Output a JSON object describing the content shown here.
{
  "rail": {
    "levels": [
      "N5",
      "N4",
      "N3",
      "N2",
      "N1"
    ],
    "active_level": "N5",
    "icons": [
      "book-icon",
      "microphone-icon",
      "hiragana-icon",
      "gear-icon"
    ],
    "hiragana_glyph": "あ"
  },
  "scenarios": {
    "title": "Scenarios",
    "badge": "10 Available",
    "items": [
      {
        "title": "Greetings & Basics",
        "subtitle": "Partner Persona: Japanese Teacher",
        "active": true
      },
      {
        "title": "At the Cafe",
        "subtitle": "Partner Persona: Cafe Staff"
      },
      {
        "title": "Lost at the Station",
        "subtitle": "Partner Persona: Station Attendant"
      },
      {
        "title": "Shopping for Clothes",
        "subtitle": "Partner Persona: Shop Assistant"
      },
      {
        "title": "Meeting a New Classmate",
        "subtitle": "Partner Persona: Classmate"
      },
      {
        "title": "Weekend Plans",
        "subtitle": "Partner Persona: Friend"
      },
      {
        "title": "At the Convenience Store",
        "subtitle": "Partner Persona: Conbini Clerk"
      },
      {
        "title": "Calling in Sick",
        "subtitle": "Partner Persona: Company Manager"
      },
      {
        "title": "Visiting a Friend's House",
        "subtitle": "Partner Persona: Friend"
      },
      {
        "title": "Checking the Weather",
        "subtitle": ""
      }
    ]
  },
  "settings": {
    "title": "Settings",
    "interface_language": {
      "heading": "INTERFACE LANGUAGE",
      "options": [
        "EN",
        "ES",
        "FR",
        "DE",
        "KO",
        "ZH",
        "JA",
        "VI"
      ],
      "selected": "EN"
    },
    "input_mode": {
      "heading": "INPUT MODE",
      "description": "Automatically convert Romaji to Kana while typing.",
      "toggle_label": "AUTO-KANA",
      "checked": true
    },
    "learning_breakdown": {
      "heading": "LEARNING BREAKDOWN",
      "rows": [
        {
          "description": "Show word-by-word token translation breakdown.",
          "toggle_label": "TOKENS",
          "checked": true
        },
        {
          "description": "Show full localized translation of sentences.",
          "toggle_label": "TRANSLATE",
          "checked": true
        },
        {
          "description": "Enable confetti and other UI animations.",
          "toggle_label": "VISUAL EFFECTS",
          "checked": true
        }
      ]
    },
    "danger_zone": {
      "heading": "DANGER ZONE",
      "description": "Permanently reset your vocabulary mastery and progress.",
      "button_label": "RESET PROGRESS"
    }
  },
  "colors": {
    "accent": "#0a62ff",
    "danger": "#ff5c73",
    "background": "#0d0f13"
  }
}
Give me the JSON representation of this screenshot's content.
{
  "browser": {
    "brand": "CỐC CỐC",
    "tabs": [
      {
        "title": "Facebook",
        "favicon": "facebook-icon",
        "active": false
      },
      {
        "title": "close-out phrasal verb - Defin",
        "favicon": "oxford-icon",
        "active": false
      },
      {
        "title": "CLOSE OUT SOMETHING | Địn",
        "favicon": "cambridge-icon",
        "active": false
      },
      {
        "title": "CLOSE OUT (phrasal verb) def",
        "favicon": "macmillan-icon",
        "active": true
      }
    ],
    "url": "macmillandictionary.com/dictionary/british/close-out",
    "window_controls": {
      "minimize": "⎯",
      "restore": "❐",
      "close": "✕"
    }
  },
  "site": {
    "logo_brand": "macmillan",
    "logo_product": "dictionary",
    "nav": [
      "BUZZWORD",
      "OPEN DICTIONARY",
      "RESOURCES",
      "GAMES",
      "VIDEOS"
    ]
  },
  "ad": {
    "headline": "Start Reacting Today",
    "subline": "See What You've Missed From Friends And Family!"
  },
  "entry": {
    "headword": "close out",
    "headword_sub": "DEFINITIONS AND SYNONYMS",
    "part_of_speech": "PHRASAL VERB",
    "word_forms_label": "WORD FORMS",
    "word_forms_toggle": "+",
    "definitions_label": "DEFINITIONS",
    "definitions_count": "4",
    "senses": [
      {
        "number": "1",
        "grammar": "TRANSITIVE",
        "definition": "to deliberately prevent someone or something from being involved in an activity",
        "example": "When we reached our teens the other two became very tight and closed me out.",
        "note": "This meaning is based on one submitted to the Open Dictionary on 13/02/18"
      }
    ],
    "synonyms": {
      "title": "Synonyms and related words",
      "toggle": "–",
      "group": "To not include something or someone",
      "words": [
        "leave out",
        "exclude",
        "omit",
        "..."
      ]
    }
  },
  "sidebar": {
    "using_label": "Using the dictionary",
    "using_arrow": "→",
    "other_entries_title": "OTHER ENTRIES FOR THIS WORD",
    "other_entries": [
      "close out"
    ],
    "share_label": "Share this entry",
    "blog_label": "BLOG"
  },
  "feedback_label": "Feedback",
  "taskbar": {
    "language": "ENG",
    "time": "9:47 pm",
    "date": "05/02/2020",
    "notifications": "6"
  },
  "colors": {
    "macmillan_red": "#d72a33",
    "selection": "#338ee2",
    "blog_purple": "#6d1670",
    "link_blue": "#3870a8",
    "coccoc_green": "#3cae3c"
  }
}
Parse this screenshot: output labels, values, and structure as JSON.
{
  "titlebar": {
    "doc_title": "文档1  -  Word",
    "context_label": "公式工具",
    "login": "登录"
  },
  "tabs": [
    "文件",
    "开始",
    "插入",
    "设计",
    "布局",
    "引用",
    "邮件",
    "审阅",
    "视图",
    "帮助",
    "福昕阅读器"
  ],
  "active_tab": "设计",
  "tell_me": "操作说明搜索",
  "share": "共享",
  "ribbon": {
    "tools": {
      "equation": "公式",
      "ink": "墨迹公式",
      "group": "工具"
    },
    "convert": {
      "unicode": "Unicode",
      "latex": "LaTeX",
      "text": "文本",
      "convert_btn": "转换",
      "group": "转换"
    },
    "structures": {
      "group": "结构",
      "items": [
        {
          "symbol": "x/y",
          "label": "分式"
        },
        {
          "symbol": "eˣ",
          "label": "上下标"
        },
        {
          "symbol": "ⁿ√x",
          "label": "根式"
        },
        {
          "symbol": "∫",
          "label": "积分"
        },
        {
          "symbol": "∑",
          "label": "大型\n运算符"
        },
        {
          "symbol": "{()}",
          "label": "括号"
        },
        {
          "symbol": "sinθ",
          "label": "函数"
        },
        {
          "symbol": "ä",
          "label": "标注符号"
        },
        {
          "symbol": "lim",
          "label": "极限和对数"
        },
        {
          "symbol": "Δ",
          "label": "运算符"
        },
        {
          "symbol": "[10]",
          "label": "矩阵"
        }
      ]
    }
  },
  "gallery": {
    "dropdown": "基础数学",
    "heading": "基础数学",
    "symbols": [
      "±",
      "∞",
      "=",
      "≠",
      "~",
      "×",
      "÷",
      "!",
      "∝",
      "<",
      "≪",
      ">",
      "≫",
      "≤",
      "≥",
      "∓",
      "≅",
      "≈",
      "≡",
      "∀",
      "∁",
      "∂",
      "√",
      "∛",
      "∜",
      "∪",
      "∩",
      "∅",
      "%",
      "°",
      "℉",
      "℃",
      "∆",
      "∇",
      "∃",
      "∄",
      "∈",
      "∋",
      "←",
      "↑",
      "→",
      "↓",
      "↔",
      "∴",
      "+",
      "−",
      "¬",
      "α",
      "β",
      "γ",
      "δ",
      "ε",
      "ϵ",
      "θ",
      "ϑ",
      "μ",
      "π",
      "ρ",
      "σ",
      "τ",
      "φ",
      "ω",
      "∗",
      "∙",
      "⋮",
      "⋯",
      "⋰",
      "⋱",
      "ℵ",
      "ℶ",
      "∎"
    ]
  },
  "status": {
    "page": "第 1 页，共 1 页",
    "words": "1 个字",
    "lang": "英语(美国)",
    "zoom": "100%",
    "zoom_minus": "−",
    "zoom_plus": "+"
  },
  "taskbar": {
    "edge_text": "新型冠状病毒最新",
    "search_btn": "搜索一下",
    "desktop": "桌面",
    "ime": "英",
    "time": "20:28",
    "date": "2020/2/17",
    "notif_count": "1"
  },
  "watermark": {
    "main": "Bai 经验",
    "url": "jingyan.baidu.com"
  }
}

::::

- _WHAT YOU SHOULD DO_: Each line in the data that holds the string "someone" should be found and copied.

- _EXPECTED ANSWER_:
        "definition": "to deliberately prevent someone or something from being involved in an activity",
      "group": "To not include something or someone",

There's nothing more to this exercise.